» **本文ブロック**
'''

六十歳過ぎの女性。肝嚢胞が原因で痛みが出現、ひどいときには息苦しくなるため、腹腔鏡を用いた手術を受けました。しかしすぐにまた水がたまってきていると言われました。完全に治すにはどんな治療法が良いでしょうか?もし開腹手術を受けるとすると後遺症は大丈夫でしょうか?
まず肝嚢胞について説明します。これは肝臓の中に液体がたまった嚢胞(ふくろ)ができる病気です。最近は画像診断(CT,MRI,超音波検査)の発達で無症状の肝嚢胞が発見される機会が多くなりました。この病気はほとんどが良性ですから症状がなければそのまま様子を見てかまいませんが、このたびのご質問にもあるように、大きくなって痛みなどの圧迫症状が出てきた場合には治療の対象となります。
問題の治療法ですが、大きく分けて①開腹による嚢胞切除あるいは開窓術(嚢胞壁の一部を切除して大きく窓を開け、たまっている液体を腹膜で吸収させる)と②超音波ガイド下(超音波で嚢胞の位置を確認しながら)に体外から嚢胞内にエタノールなどの薬液を注入して液体がたまらないようにする方法があります。身体に対する負担の程度、治療に要する期間、再発の頻度などそれぞれ一長一短があります。このたび受けられた治療法は開腹に比べて身体に対する負担の軽い、腹腔鏡を用いた開窓術と想像されます。手術後まもなく液体がたまってきたということですから、手術により開いていた窓が再び閉じてしまった可能性があります。

'''

» **取り組む課題**
a) 肝嚢胞の治療に関する本文のうち、「問題の治療法ですが、大きく分」から「てしまった可能性があります。」までの部分を、「エタノール」を「アルコール」に替えて書き直してください。
b) 肝嚢胞の治療に関する本文を、最後の文に続けて書き進めてください。

» **抜粋データ**

'''

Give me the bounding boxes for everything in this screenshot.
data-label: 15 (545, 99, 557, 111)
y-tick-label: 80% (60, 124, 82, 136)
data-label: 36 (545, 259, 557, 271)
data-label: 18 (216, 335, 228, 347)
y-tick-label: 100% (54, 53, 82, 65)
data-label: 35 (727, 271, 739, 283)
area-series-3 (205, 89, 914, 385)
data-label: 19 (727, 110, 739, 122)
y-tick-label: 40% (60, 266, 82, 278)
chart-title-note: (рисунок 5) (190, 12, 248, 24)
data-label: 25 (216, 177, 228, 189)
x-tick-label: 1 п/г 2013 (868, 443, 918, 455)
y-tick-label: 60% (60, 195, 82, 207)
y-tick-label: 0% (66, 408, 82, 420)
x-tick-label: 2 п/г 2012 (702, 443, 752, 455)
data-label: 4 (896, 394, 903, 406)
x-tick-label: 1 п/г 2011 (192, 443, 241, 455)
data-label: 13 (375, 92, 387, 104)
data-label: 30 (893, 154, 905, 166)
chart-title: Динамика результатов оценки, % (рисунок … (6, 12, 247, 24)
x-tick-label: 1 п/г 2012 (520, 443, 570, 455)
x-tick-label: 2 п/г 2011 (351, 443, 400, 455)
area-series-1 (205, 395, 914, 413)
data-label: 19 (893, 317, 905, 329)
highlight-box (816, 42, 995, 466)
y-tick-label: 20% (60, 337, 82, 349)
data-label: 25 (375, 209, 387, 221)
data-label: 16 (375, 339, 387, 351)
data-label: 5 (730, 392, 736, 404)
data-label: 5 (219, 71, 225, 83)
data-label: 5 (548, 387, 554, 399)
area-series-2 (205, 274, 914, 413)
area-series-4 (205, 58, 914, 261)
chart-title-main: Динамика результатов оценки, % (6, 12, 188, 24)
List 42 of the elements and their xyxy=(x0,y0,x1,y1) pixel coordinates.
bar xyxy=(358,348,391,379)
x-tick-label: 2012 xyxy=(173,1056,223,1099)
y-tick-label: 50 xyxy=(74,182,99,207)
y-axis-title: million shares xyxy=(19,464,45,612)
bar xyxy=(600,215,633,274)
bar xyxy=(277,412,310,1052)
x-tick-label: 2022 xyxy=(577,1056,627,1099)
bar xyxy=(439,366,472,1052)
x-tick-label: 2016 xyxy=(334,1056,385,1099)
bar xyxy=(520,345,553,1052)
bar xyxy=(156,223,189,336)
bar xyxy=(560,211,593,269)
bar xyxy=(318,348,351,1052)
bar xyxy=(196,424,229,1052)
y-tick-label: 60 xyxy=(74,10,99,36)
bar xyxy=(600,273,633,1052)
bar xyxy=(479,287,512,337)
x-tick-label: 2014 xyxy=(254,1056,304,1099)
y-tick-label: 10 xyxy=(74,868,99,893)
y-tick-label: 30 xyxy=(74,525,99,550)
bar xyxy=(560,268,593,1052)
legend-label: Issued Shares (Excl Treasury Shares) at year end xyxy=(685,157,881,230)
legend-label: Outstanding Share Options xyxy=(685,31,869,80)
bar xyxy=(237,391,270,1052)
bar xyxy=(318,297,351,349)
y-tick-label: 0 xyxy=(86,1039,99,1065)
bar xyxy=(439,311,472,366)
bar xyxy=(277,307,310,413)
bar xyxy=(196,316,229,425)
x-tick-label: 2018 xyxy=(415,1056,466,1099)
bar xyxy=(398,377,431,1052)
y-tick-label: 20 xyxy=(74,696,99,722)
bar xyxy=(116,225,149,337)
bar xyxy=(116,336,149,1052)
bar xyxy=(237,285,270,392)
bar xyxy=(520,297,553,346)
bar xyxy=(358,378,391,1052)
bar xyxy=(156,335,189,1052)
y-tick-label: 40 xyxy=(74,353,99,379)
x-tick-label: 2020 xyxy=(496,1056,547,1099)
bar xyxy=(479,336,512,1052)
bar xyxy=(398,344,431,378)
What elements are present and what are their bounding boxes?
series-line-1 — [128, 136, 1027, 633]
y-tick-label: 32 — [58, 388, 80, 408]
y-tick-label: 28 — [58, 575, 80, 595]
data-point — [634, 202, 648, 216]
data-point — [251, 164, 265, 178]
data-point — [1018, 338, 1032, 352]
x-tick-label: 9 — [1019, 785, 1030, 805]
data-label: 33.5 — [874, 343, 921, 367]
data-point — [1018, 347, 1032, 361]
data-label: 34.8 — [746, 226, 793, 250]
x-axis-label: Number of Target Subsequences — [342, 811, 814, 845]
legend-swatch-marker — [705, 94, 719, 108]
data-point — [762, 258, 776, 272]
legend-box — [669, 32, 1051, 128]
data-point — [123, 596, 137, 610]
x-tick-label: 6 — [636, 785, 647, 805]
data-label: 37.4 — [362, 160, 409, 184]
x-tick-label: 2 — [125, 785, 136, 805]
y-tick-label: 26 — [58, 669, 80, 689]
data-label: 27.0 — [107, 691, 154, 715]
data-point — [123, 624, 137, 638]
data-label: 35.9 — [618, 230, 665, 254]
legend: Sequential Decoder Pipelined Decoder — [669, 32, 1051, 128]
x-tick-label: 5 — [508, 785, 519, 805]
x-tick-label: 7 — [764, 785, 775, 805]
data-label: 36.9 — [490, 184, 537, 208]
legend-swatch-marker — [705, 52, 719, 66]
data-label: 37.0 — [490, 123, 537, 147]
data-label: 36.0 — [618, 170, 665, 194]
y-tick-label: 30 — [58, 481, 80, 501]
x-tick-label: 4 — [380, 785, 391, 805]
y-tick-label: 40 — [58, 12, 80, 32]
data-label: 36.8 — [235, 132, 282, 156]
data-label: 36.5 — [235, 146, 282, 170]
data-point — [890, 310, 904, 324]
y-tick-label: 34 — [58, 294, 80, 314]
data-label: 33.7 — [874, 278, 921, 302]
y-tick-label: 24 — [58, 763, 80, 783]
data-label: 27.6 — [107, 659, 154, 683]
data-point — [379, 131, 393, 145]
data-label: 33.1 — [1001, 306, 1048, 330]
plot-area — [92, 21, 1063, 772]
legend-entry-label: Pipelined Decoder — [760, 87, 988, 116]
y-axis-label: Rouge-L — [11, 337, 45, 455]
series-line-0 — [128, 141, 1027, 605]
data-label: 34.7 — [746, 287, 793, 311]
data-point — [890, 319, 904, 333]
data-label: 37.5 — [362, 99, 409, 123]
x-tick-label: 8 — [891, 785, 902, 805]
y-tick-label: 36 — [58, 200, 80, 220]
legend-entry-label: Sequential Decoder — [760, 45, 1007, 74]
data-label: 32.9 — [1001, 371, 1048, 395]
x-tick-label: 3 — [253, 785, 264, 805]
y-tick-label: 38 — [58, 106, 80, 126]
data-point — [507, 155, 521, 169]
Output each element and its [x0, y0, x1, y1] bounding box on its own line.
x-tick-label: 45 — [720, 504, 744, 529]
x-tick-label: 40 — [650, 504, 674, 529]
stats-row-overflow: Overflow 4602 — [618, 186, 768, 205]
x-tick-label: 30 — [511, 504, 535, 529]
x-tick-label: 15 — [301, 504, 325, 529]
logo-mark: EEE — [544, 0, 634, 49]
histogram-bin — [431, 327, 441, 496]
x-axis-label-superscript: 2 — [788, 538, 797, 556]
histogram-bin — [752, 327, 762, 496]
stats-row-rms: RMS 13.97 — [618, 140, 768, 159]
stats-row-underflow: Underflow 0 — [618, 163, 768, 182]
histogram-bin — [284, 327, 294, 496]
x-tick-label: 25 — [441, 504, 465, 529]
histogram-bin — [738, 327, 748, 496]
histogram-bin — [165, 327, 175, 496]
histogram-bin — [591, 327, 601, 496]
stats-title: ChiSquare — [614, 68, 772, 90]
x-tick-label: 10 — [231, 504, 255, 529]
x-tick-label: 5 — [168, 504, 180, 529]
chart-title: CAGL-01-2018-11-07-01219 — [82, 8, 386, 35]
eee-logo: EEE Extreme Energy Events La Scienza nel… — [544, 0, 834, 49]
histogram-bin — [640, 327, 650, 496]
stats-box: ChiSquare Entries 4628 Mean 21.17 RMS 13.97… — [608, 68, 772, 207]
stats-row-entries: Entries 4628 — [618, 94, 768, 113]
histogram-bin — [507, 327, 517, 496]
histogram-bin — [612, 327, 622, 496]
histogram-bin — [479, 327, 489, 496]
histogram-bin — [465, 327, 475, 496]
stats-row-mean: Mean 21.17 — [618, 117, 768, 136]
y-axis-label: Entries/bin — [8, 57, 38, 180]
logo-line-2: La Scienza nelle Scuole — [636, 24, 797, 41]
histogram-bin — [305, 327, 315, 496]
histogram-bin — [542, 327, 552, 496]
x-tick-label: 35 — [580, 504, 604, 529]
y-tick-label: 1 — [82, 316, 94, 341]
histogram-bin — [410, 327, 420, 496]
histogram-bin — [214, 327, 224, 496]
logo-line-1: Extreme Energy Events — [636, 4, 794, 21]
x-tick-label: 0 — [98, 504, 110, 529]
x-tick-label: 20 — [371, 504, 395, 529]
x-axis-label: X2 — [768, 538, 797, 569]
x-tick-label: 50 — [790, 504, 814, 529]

'''

» **課題別の解答**
a)
問題の治療法ですが、大きく分けて①開腹による嚢胞切除あるいは開窓術(嚢胞壁の一部を切除して大きく窓を開け、たまっている液体を腹膜で吸収させる)と②超音波ガイド下(超音波で嚢胞の位置を確認しながら)に体外から嚢胞内にアルコールなどの薬液を注入して液体がたまらないようにする方法があります。身体に対する負担の程度、治療に要する期間、再発の頻度などそれぞれ一長一短があります。このたび受けられた治療法は開腹に比べて身体に対する負担の軽い、腹腔鏡を用いた開窓術と想像されます。手術後まもなく液体がたまってきたということですから、手術により開いていた窓が再び閉じてしまった可能性があります。

b)
さて今後どうするかです。症状がなければこのまま様子を見られて結構ですが、手術前のような痛みが出るようであれば選択肢として①再度、腹腔鏡を用いた開窓術(今度はより大きく嚢胞壁を切除する)あるいは②超音波ガイド下エタノール注入療法をおすすめします。また、開腹で手術を受けられたとしても、それほど大きな後遺症は出ないでしょう。なお、嚢胞の原因には今回のような先天性と考えられるもの以外に腫瘍、寄生虫などもあり、その場合の治療法は全く変わってきます。